From the line containing "Read all visible content and emit it as JSON." through the last line of the entries below, repeat each line word for word and leave out the rest.

● ● ● ● ●

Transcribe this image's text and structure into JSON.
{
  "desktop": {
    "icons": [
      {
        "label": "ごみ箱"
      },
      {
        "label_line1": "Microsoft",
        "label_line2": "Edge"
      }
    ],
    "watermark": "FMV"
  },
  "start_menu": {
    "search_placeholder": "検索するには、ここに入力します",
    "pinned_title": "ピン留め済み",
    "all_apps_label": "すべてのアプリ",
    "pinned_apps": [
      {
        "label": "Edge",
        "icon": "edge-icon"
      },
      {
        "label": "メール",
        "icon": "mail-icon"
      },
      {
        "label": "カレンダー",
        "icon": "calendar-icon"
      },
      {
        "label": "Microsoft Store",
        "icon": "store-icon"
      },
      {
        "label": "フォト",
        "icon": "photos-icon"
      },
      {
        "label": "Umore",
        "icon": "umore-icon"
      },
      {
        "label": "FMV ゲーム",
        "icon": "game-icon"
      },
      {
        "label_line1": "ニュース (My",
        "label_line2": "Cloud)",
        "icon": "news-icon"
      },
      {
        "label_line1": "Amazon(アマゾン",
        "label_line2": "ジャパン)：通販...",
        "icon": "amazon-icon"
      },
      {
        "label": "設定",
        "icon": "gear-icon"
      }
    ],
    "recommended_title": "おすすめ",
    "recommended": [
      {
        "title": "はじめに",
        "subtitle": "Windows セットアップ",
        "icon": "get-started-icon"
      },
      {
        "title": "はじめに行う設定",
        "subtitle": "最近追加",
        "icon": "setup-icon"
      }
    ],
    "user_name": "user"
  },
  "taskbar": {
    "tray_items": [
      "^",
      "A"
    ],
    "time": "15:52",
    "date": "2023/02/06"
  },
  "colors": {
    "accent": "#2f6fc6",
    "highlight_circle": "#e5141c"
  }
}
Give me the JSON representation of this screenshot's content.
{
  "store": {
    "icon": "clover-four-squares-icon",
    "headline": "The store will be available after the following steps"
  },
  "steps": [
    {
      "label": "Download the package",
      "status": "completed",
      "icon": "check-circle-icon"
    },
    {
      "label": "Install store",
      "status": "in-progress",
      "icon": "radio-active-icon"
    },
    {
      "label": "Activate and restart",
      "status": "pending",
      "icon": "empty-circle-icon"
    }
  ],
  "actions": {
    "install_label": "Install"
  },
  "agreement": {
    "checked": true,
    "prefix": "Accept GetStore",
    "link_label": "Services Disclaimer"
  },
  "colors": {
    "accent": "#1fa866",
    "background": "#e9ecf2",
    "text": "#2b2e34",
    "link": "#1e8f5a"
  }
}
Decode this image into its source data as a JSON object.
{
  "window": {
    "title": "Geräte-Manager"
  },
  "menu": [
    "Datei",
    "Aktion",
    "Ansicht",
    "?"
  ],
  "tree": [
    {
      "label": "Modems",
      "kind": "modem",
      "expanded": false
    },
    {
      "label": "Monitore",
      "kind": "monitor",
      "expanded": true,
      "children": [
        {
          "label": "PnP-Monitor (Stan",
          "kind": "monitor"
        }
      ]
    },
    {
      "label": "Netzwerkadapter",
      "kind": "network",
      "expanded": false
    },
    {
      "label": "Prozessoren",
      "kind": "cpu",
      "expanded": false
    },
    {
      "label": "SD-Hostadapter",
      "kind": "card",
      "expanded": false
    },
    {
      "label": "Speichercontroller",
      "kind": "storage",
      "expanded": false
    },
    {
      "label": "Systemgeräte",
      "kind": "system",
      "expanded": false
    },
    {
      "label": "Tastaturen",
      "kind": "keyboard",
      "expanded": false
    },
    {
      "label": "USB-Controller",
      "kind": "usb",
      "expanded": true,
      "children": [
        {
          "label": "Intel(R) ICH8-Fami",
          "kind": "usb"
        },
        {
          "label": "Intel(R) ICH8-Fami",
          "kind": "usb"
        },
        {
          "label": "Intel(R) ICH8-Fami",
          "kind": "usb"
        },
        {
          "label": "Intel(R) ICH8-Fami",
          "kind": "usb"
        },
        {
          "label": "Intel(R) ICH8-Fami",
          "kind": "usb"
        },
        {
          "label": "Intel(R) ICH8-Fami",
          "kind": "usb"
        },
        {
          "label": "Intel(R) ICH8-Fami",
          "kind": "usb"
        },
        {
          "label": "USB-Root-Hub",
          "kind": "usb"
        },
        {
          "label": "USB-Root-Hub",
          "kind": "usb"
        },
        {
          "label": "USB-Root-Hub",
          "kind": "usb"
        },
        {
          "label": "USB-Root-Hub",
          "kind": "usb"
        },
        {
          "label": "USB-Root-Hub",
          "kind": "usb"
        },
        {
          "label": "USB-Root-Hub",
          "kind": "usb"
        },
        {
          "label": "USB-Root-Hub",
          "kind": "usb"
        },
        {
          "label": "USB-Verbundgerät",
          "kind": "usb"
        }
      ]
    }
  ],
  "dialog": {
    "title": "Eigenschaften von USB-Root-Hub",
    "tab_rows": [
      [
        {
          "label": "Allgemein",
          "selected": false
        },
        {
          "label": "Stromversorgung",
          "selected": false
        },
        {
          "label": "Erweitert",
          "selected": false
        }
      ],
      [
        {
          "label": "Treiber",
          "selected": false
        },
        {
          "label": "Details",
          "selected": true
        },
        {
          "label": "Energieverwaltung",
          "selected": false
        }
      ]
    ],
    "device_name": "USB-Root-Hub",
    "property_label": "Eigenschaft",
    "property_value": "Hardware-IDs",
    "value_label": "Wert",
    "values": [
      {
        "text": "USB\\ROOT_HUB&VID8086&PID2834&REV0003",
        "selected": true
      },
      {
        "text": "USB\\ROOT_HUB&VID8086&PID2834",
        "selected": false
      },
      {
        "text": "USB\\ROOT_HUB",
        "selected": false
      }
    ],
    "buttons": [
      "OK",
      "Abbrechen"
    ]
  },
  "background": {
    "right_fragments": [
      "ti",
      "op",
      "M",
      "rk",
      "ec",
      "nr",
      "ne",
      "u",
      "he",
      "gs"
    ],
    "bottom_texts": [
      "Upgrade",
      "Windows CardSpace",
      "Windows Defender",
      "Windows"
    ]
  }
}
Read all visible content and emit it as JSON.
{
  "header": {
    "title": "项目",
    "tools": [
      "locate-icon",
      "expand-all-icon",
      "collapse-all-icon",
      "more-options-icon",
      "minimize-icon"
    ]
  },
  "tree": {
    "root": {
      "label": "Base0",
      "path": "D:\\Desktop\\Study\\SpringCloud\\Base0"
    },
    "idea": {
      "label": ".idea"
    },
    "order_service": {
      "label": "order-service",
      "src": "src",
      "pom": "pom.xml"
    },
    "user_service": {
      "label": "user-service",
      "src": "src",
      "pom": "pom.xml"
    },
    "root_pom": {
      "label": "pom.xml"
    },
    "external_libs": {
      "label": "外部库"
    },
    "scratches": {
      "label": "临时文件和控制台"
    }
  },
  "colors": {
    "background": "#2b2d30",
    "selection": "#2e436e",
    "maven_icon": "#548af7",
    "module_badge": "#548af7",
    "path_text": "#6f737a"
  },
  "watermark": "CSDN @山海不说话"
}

● ● ● ● ●

== Final result ==
Read all visible content and emit it as JSON.
{
  "header": {
    "title": "项目",
    "tools": [
      "locate-icon",
      "expand-all-icon",
      "collapse-all-icon",
      "more-options-icon",
      "minimize-icon"
    ]
  },
  "tree": {
    "root": {
      "label": "Base0",
      "path": "D:\\Desktop\\Study\\SpringCloud\\Base0"
    },
    "idea": {
      "label": ".idea"
    },
    "order_service": {
      "label": "order-service",
      "src": "src",
      "pom": "pom.xml"
    },
    "user_service": {
      "label": "user-service",
      "src": "src",
      "pom": "pom.xml"
    },
    "root_pom": {
      "label": "pom.xml"
    },
    "external_libs": {
      "label": "外部库"
    },
    "scratches": {
      "label": "临时文件和控制台"
    }
  },
  "colors": {
    "background": "#2b2d30",
    "selection": "#2e436e",
    "maven_icon": "#548af7",
    "module_badge": "#548af7",
    "path_text": "#6f737a"
  },
  "watermark": "CSDN @山海不说话"
}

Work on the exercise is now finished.